Dataset excerpt
## start

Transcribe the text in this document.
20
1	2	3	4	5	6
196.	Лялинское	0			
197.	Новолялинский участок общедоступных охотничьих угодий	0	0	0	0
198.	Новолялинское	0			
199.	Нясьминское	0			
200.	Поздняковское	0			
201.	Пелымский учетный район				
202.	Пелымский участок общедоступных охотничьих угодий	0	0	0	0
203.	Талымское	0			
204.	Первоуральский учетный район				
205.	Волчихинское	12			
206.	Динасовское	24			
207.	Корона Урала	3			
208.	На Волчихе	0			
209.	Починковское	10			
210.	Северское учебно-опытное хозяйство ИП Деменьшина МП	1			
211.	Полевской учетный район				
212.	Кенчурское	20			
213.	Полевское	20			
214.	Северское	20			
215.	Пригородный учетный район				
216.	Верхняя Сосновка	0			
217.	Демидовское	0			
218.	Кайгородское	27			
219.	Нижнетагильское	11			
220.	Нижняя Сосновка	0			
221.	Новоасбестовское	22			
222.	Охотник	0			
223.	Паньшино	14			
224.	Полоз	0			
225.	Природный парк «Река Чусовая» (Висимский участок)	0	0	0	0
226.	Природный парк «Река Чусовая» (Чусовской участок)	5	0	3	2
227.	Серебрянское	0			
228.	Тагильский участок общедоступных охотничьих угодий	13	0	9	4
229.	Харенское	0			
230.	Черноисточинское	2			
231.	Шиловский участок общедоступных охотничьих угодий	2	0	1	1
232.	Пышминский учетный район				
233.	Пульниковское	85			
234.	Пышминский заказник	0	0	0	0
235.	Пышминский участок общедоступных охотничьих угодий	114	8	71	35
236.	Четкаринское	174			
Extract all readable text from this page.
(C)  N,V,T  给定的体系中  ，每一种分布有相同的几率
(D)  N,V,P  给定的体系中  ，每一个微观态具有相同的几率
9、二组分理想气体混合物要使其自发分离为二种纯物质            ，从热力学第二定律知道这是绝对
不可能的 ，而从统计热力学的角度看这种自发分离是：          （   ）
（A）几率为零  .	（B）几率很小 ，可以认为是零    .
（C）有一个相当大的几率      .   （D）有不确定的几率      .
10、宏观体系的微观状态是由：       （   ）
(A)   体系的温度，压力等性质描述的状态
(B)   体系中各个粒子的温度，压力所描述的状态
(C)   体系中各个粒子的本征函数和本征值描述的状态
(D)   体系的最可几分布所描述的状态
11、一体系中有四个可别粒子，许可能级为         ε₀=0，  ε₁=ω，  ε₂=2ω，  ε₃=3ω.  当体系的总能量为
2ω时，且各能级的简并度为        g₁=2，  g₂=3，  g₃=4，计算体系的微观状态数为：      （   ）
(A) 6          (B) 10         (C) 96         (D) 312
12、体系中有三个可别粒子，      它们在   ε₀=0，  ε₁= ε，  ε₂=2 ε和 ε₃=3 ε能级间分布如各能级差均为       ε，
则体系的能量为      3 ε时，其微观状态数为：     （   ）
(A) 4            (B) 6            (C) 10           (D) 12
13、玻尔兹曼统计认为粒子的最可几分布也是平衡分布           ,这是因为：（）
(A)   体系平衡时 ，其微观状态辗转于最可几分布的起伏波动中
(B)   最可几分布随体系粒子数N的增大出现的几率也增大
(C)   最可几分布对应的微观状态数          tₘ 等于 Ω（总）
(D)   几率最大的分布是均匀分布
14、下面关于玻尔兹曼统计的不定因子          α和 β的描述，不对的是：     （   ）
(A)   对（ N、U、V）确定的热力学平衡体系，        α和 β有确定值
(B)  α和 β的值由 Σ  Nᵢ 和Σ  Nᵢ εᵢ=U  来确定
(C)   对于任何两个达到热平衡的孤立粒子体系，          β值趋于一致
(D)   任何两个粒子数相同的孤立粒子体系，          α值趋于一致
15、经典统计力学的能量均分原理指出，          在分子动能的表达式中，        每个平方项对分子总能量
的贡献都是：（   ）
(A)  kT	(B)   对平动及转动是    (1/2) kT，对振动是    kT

## end

Stated task:
Return all of the above records exactly, leaving no line out.

Response:
Transcribe the text in this document.
20
1	2	3	4	5	6
196.	Лялинское	0			
197.	Новолялинский участок общедоступных охотничьих угодий	0	0	0	0
198.	Новолялинское	0			
199.	Нясьминское	0			
200.	Поздняковское	0			
201.	Пелымский учетный район				
202.	Пелымский участок общедоступных охотничьих угодий	0	0	0	0
203.	Талымское	0			
204.	Первоуральский учетный район				
205.	Волчихинское	12			
206.	Динасовское	24			
207.	Корона Урала	3			
208.	На Волчихе	0			
209.	Починковское	10			
210.	Северское учебно-опытное хозяйство ИП Деменьшина МП	1			
211.	Полевской учетный район				
212.	Кенчурское	20			
213.	Полевское	20			
214.	Северское	20			
215.	Пригородный учетный район				
216.	Верхняя Сосновка	0			
217.	Демидовское	0			
218.	Кайгородское	27			
219.	Нижнетагильское	11			
220.	Нижняя Сосновка	0			
221.	Новоасбестовское	22			
222.	Охотник	0			
223.	Паньшино	14			
224.	Полоз	0			
225.	Природный парк «Река Чусовая» (Висимский участок)	0	0	0	0
226.	Природный парк «Река Чусовая» (Чусовской участок)	5	0	3	2
227.	Серебрянское	0			
228.	Тагильский участок общедоступных охотничьих угодий	13	0	9	4
229.	Харенское	0			
230.	Черноисточинское	2			
231.	Шиловский участок общедоступных охотничьих угодий	2	0	1	1
232.	Пышминский учетный район				
233.	Пульниковское	85			
234.	Пышминский заказник	0	0	0	0
235.	Пышминский участок общедоступных охотничьих угодий	114	8	71	35
236.	Четкаринское	174			
Extract all readable text from this page.
(C)  N,V,T  给定的体系中  ，每一种分布有相同的几率
(D)  N,V,P  给定的体系中  ，每一个微观态具有相同的几率
9、二组分理想气体混合物要使其自发分离为二种纯物质            ，从热力学第二定律知道这是绝对
不可能的 ，而从统计热力学的角度看这种自发分离是：          （   ）
（A）几率为零  .	（B）几率很小 ，可以认为是零    .
（C）有一个相当大的几率      .   （D）有不确定的几率      .
10、宏观体系的微观状态是由：       （   ）
(A)   体系的温度，压力等性质描述的状态
(B)   体系中各个粒子的温度，压力所描述的状态
(C)   体系中各个粒子的本征函数和本征值描述的状态
(D)   体系的最可几分布所描述的状态
11、一体系中有四个可别粒子，许可能级为         ε₀=0，  ε₁=ω，  ε₂=2ω，  ε₃=3ω.  当体系的总能量为
2ω时，且各能级的简并度为        g₁=2，  g₂=3，  g₃=4，计算体系的微观状态数为：      （   ）
(A) 6          (B) 10         (C) 96         (D) 312
12、体系中有三个可别粒子，      它们在   ε₀=0，  ε₁= ε，  ε₂=2 ε和 ε₃=3 ε能级间分布如各能级差均为       ε，
则体系的能量为      3 ε时，其微观状态数为：     （   ）
(A) 4            (B) 6            (C) 10           (D) 12
13、玻尔兹曼统计认为粒子的最可几分布也是平衡分布           ,这是因为：（）
(A)   体系平衡时 ，其微观状态辗转于最可几分布的起伏波动中
(B)   最可几分布随体系粒子数N的增大出现的几率也增大
(C)   最可几分布对应的微观状态数          tₘ 等于 Ω（总）
(D)   几率最大的分布是均匀分布
14、下面关于玻尔兹曼统计的不定因子          α和 β的描述，不对的是：     （   ）
(A)   对（ N、U、V）确定的热力学平衡体系，        α和 β有确定值
(B)  α和 β的值由 Σ  Nᵢ 和Σ  Nᵢ εᵢ=U  来确定
(C)   对于任何两个达到热平衡的孤立粒子体系，          β值趋于一致
(D)   任何两个粒子数相同的孤立粒子体系，          α值趋于一致
15、经典统计力学的能量均分原理指出，          在分子动能的表达式中，        每个平方项对分子总能量
的贡献都是：（   ）
(A)  kT	(B)   对平动及转动是    (1/2) kT，对振动是    kT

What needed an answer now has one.